Saved data entries
————
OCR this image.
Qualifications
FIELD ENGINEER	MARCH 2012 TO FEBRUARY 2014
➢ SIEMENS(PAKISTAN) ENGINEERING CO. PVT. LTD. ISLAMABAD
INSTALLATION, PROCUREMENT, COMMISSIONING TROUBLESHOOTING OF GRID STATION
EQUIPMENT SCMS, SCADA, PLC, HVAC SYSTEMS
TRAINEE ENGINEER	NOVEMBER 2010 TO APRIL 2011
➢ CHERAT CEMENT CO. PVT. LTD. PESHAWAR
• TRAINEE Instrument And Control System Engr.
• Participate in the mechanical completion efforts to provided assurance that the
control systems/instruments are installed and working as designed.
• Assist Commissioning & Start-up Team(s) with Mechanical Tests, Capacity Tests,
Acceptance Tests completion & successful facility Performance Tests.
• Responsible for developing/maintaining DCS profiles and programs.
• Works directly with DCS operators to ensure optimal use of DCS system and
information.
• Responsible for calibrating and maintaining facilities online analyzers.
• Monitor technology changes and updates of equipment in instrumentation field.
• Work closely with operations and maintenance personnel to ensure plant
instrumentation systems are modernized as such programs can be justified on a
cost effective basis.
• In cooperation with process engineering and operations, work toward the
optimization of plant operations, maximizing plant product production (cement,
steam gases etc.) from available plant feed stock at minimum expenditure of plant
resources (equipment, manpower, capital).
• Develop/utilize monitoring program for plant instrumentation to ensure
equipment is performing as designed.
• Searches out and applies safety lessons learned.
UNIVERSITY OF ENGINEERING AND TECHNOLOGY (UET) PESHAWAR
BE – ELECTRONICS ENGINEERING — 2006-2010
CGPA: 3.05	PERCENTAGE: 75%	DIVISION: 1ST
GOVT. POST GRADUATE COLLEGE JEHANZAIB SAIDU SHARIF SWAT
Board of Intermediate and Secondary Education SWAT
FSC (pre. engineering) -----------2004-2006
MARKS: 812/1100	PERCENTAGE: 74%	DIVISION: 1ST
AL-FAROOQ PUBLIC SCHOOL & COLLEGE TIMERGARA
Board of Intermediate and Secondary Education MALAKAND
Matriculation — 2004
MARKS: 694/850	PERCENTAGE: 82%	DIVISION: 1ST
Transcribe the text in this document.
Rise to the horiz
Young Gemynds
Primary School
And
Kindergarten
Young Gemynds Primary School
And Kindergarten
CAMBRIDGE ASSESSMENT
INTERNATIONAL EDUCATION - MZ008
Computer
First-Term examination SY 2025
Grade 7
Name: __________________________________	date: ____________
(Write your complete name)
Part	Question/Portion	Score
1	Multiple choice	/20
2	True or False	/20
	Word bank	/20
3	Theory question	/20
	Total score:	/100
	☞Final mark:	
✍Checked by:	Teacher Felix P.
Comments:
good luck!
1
————
Restate word for word the lines from the one holding "Transcribe the text in this document." to the end of the listing, both ends included, and nothing more.

Transcribe the text in this document.
Rise to the horiz
Young Gemynds
Primary School
And
Kindergarten
Young Gemynds Primary School
And Kindergarten
CAMBRIDGE ASSESSMENT
INTERNATIONAL EDUCATION - MZ008
Computer
First-Term examination SY 2025
Grade 7
Name: __________________________________	date: ____________
(Write your complete name)
Part	Question/Portion	Score
1	Multiple choice	/20
2	True or False	/20
	Word bank	/20
3	Theory question	/20
	Total score:	/100
	☞Final mark:	
✍Checked by:	Teacher Felix P.
Comments:
good luck!
1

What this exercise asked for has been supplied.